>> Begin DATA TO USE

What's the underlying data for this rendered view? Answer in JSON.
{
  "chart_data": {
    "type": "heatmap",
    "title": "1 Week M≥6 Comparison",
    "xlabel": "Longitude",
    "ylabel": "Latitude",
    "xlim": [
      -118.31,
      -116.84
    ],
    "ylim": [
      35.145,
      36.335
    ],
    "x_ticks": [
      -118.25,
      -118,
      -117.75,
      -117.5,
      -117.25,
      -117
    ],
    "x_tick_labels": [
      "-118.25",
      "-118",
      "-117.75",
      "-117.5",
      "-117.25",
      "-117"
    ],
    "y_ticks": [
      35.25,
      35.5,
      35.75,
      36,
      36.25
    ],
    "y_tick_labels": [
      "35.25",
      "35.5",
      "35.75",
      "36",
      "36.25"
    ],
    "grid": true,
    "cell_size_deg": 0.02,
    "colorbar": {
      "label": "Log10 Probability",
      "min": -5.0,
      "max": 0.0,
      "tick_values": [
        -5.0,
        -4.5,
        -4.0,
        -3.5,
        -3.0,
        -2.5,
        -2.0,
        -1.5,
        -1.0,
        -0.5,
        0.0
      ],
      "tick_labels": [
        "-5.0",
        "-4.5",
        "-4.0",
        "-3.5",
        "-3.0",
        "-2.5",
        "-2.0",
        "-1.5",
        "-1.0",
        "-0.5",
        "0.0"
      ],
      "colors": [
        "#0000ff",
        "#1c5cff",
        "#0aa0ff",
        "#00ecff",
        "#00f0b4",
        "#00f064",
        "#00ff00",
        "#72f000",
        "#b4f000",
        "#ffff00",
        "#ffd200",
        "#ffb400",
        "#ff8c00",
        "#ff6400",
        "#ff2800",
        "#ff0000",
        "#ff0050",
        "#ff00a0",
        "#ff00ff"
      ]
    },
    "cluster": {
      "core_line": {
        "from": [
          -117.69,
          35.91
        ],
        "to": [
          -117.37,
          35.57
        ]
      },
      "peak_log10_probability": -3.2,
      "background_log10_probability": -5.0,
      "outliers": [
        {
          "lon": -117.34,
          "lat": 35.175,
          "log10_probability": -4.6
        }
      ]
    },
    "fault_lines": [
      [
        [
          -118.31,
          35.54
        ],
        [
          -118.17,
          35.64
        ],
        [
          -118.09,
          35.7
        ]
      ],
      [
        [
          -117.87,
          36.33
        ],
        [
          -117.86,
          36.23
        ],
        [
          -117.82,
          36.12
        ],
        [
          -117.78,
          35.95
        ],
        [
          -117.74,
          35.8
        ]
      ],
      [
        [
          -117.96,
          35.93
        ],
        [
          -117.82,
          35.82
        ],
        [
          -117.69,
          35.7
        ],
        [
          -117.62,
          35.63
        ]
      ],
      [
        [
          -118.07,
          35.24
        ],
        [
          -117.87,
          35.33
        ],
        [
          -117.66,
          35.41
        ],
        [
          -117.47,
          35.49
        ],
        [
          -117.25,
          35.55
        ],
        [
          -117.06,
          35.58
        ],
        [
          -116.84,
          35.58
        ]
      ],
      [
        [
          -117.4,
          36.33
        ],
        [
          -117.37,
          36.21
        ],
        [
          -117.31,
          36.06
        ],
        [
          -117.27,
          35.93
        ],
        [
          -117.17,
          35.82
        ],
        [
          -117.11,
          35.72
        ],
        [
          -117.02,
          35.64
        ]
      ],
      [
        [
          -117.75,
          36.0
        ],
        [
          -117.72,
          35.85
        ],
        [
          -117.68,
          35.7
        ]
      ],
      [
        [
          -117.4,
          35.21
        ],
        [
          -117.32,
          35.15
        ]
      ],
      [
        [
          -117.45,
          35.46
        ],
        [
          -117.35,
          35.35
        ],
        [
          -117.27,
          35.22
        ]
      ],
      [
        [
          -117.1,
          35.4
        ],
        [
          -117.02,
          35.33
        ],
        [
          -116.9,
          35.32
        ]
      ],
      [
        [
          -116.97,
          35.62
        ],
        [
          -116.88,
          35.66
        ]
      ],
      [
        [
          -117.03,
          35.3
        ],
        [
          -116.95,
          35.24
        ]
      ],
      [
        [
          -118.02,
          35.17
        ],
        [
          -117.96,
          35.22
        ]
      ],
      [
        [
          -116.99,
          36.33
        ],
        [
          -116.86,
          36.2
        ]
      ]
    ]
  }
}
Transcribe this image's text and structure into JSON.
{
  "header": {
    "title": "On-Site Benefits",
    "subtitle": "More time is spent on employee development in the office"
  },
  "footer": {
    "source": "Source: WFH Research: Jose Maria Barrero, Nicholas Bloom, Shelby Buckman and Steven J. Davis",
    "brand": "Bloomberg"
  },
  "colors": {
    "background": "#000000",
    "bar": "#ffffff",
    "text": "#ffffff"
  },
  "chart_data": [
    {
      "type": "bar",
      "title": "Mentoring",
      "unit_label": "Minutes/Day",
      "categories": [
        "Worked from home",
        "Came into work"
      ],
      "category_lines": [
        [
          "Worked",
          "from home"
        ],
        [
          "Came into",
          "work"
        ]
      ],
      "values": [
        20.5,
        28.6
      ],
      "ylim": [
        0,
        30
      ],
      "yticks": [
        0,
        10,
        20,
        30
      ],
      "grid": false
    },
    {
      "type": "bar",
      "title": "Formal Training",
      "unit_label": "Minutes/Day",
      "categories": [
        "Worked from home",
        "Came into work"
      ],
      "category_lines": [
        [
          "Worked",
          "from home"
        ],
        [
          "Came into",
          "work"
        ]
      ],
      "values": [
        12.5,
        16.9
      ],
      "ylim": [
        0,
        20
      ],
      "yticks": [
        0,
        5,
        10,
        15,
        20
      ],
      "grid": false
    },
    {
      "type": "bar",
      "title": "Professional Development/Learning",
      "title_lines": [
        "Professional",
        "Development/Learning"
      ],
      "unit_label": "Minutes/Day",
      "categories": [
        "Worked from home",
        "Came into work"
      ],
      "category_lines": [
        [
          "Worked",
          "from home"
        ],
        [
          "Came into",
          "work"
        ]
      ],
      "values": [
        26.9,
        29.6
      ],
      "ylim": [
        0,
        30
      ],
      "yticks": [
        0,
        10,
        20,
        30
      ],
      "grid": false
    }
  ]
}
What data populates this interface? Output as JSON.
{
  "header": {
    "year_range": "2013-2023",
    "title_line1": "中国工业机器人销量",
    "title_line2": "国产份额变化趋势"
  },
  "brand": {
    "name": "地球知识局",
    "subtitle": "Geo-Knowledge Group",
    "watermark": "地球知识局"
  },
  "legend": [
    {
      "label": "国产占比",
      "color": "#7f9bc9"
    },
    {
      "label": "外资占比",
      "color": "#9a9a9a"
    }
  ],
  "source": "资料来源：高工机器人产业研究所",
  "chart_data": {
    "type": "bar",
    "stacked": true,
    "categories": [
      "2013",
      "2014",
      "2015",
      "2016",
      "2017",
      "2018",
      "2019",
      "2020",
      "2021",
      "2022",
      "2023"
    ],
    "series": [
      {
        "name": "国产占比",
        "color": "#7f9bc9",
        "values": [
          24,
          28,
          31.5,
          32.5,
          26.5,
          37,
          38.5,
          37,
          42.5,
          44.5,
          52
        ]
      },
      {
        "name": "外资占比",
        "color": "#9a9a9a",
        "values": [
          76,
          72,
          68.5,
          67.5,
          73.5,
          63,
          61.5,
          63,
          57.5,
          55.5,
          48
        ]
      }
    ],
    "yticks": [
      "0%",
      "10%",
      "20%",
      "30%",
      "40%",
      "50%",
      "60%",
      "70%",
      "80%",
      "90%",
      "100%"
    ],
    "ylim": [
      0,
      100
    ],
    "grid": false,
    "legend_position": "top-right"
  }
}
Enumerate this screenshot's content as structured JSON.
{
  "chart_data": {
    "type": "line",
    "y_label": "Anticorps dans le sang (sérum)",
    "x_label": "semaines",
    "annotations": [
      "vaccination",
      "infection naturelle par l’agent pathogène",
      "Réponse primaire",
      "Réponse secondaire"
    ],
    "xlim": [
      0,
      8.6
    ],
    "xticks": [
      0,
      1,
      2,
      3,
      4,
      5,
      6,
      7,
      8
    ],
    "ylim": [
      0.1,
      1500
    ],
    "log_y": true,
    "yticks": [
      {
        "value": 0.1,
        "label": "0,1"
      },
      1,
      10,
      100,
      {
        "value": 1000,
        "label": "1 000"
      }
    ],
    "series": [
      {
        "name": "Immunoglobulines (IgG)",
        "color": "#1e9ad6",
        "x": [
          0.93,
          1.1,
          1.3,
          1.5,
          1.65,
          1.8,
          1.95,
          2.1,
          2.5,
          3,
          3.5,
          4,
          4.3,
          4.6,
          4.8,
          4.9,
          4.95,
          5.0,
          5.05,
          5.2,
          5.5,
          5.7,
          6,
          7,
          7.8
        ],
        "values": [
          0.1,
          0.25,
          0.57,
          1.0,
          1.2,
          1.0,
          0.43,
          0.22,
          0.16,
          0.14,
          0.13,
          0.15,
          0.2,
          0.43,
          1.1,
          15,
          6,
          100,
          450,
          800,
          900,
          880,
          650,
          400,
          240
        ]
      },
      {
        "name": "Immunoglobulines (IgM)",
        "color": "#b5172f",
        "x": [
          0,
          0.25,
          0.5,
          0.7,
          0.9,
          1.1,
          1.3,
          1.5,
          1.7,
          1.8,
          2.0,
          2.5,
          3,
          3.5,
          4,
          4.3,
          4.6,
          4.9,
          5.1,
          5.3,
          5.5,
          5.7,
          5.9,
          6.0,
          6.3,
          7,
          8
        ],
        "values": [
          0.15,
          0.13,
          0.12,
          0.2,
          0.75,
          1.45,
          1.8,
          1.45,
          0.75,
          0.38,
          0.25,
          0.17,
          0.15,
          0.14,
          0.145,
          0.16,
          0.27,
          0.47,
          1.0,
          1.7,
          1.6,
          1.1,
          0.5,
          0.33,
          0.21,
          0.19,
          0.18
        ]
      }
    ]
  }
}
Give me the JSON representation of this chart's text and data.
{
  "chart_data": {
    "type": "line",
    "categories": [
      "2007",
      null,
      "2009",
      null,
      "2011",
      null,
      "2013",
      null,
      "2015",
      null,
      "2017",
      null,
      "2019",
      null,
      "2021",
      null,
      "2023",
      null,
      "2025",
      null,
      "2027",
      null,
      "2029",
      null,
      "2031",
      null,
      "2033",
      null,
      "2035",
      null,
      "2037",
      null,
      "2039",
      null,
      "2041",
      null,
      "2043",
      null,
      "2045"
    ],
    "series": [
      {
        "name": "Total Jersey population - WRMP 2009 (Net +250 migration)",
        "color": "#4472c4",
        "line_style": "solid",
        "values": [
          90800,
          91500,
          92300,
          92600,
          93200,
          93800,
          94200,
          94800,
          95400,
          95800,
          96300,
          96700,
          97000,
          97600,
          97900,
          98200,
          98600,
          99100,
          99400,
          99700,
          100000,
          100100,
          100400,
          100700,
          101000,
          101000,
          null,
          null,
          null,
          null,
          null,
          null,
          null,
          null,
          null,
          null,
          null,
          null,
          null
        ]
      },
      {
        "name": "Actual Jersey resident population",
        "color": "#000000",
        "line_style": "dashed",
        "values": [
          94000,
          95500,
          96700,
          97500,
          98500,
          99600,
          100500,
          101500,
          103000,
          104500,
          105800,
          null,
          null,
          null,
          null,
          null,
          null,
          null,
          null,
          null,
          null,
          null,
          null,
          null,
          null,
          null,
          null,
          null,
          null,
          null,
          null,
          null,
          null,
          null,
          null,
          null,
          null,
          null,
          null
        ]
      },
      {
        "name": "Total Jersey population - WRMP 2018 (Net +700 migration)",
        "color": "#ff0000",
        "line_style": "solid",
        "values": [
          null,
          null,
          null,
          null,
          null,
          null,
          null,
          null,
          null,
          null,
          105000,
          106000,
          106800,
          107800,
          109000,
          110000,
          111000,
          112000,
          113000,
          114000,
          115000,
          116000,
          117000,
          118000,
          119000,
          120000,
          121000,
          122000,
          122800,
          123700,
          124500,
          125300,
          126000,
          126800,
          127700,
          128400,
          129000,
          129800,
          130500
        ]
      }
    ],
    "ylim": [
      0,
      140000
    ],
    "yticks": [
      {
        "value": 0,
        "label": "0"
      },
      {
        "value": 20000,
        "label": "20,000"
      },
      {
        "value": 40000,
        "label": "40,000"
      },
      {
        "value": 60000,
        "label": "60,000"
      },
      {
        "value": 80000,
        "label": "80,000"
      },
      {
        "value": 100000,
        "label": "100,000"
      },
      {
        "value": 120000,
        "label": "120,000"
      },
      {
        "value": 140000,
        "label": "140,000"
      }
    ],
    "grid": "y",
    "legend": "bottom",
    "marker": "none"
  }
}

>> End DATA TO USE

▸ **EXERCISE TASK**:
Reproduce each line from the records that contains the word "WRMP".

▸ **COMPLETE OUTPUT**:
        "name": "Total Jersey population - WRMP 2009 (Net +250 migration)",
        "name": "Total Jersey population - WRMP 2018 (Net +700 migration)",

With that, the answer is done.